■ PROBLEM DETAILS ■
Retype exactly and only the lines from the one that contains "What does this" through the final line of the data; pictures are left out.
┌────────
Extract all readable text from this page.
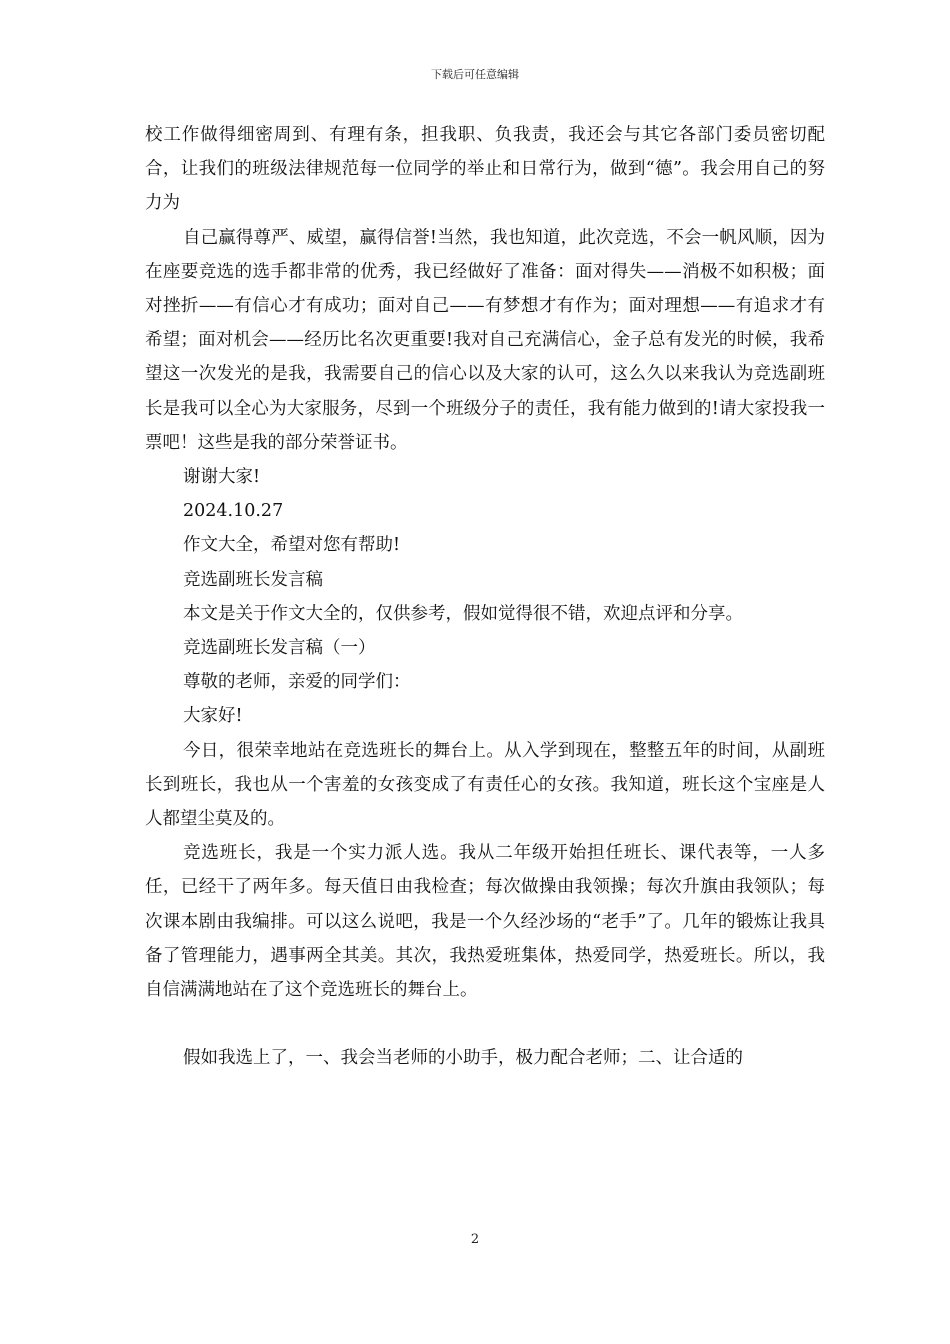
下载后可任意编辑

校工作做得细密周到、有理有条，担我职、负我责，我还会与其它各部门委员密切配合，让我们的班级法律规范每一位同学的举止和日常行为，做到“德”。我会用自己的努力为

自己赢得尊严、威望，赢得信誉!当然，我也知道，此次竞选，不会一帆风顺，因为在座要竞选的选手都非常的优秀，我已经做好了准备：面对得失——消极不如积极；面对挫折——有信心才有成功；面对自己——有梦想才有作为；面对理想——有追求才有希望；面对机会——经历比名次更重要!我对自己充满信心，金子总有发光的时候，我希望这一次发光的是我，我需要自己的信心以及大家的认可，这么久以来我认为竞选副班长是我可以全心为大家服务，尽到一个班级分子的责任，我有能力做到的!请大家投我一票吧！这些是我的部分荣誉证书。

谢谢大家!

2024.10.27

作文大全，希望对您有帮助!

竞选副班长发言稿

本文是关于作文大全的，仅供参考，假如觉得很不错，欢迎点评和分享。

竞选副班长发言稿（一）

尊敬的老师，亲爱的同学们：

大家好!

今日，很荣幸地站在竞选班长的舞台上。从入学到现在，整整五年的时间，从副班长到班长，我也从一个害羞的女孩变成了有责任心的女孩。我知道，班长这个宝座是人人都望尘莫及的。

竞选班长，我是一个实力派人选。我从二年级开始担任班长、课代表等，一人多任，已经干了两年多。每天值日由我检查；每次做操由我领操；每次升旗由我领队；每次课本剧由我编排。可以这么说吧，我是一个久经沙场的“老手”了。几年的锻炼让我具备了管理能力，遇事两全其美。其次，我热爱班集体，热爱同学，热爱班长。所以，我自信满满地站在了这个竞选班长的舞台上。

假如我选上了，一、我会当老师的小助手，极力配合老师；二、让合适的

2
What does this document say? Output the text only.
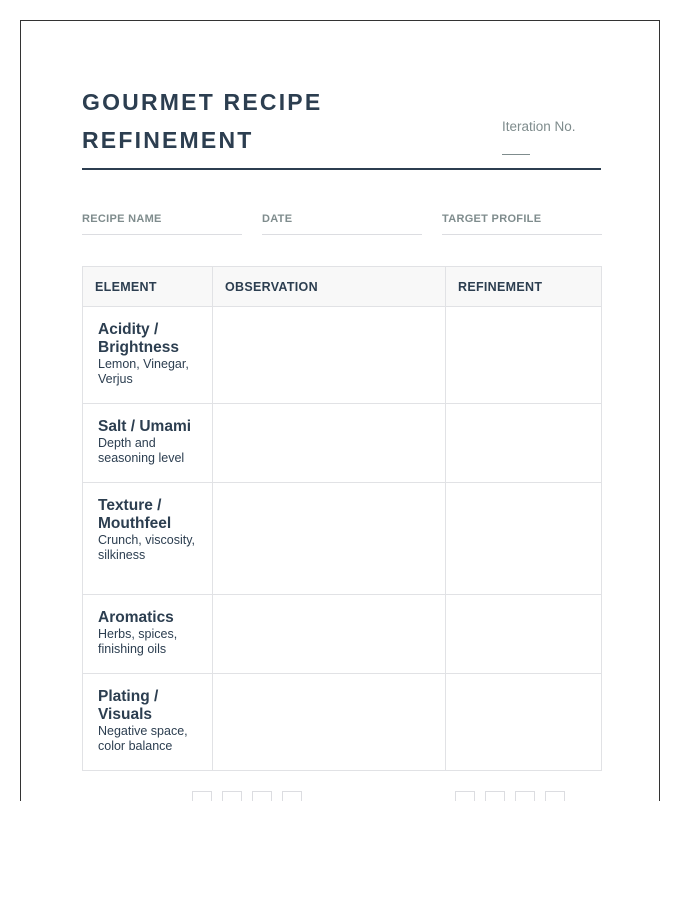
GOURMET RECIPE REFINEMENT
Iteration No.
RECIPE NAME	DATE	TARGET PROFILE
ELEMENT	OBSERVATION	REFINEMENT

Acidity / Brightness
Lemon, Vinegar, Verjus		

Salt / Umami
Depth and seasoning level		

Texture / Mouthfeel
Crunch, viscosity, silkiness		

Aromatics
Herbs, spices, finishing oils		

Plating / Visuals
Negative space, color balance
└────────
■ REPLY TO THE EXERCISE ■
What does this document say? Output the text only.
GOURMET RECIPE REFINEMENT
Iteration No.
RECIPE NAME	DATE	TARGET PROFILE
ELEMENT	OBSERVATION	REFINEMENT

Acidity / Brightness
Lemon, Vinegar, Verjus		

Salt / Umami
Depth and seasoning level		

Texture / Mouthfeel
Crunch, viscosity, silkiness		

Aromatics
Herbs, spices, finishing oils		

Plating / Visuals
Negative space, color balance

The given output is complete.